The request: Scan the following material for the string "oplegt" and copy each line in which it appears.

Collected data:
● ● ● ●

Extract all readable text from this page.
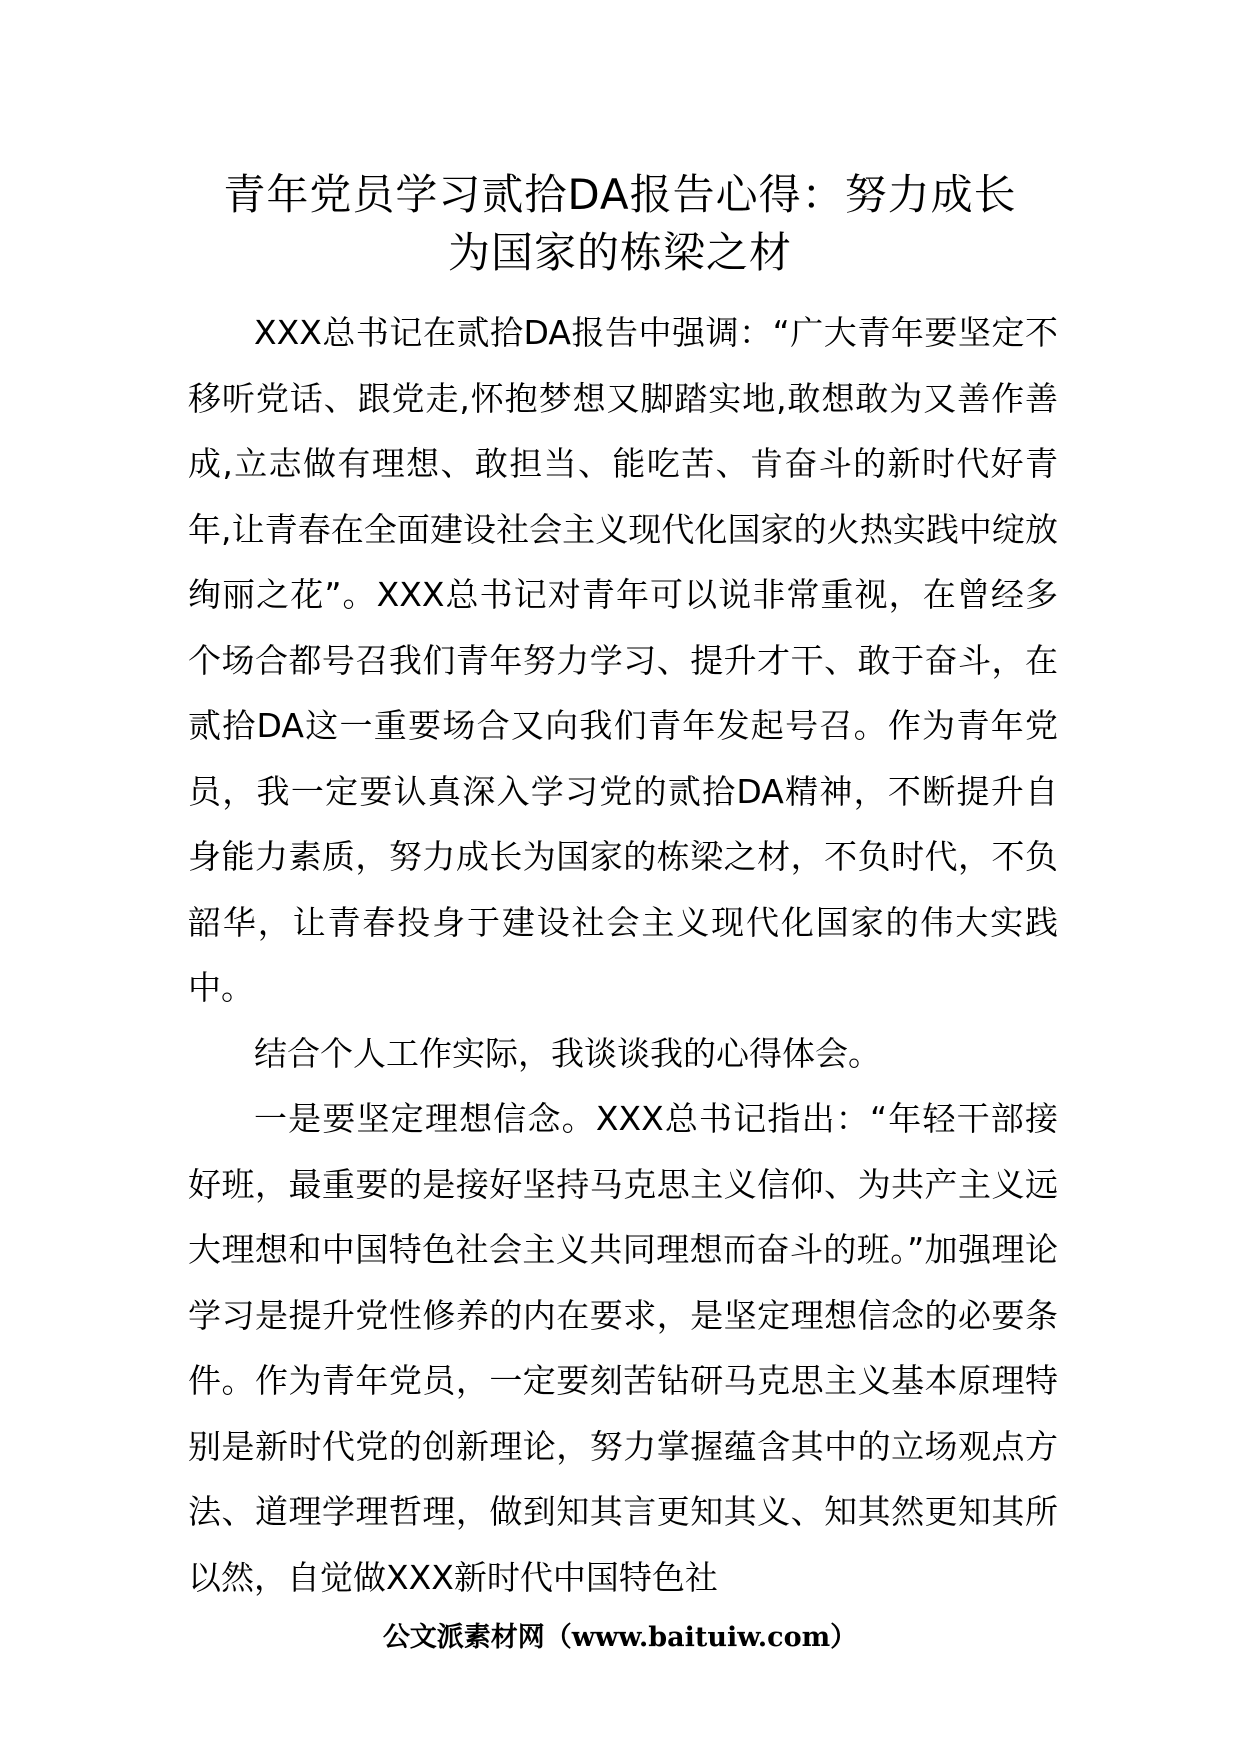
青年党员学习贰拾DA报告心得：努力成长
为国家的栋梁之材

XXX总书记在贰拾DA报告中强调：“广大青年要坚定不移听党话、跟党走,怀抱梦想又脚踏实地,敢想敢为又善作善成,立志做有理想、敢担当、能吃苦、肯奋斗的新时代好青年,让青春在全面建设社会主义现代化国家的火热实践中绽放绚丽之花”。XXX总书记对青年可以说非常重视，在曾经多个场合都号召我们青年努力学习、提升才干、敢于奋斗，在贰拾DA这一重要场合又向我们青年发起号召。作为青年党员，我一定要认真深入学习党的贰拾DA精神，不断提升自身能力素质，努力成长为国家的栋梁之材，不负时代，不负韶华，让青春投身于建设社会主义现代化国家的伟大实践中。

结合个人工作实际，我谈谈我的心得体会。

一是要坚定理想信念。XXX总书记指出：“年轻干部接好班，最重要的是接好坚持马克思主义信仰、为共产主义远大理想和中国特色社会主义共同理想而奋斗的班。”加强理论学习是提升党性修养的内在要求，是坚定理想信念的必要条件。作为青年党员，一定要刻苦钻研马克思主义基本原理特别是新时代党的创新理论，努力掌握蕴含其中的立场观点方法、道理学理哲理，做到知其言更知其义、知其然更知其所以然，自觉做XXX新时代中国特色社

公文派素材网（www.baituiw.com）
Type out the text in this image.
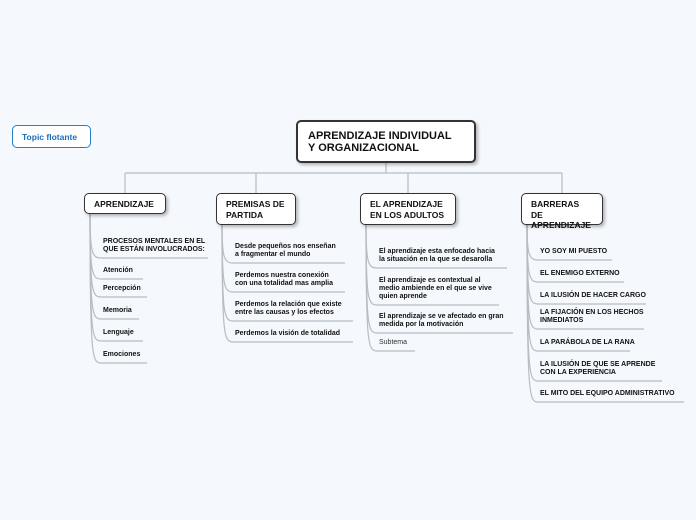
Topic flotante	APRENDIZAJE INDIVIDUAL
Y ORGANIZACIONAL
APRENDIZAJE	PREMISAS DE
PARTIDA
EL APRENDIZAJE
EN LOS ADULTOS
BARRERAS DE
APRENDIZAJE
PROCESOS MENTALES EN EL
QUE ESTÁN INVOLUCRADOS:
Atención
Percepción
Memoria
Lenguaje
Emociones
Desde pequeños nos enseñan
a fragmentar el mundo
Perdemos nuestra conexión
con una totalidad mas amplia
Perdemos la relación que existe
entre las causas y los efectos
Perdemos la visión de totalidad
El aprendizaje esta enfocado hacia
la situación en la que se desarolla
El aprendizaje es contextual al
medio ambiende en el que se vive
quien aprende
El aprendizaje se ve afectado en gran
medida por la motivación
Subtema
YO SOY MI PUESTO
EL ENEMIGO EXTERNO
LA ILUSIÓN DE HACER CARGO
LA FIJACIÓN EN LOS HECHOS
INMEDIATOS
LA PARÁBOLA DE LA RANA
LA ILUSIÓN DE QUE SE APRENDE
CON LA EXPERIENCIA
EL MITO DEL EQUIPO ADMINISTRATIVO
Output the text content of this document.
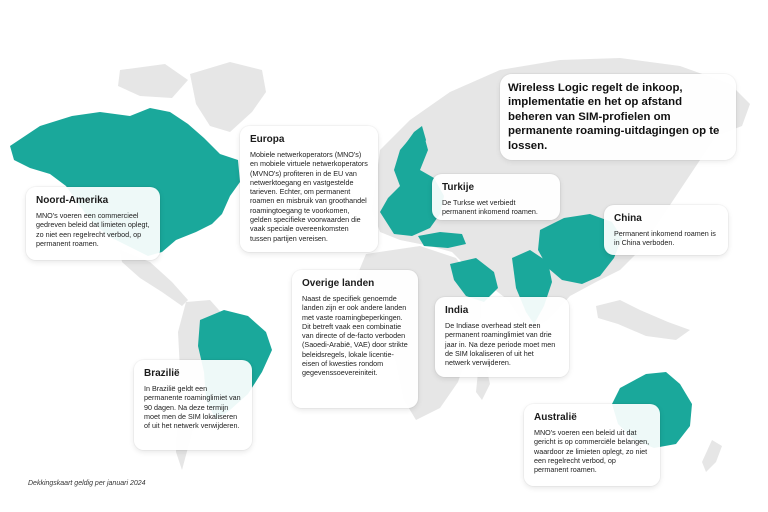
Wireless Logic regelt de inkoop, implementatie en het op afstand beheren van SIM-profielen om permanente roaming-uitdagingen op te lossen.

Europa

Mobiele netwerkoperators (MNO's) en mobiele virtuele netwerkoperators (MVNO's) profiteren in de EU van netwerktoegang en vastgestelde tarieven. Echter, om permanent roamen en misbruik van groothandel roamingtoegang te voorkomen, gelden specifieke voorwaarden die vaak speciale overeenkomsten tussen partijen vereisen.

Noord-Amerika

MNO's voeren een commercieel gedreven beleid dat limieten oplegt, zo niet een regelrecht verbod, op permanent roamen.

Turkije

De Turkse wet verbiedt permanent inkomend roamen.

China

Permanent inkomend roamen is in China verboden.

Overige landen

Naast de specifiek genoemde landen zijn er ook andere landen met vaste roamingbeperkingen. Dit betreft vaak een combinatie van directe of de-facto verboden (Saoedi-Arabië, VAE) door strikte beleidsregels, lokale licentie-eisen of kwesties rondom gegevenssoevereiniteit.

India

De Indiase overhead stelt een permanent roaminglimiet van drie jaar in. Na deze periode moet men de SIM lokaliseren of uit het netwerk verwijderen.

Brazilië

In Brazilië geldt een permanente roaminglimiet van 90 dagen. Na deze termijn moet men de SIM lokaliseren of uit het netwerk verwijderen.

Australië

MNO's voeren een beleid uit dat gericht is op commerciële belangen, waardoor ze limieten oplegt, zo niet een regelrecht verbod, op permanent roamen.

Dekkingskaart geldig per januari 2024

● ● ● ●

Solution to the exercise:
MNO's voeren een commercieel gedreven beleid dat limieten oplegt, zo niet een regelrecht verbod, op permanent roamen.
MNO's voeren een beleid uit dat gericht is op commerciële belangen, waardoor ze limieten oplegt, zo niet een regelrecht verbod, op permanent roamen.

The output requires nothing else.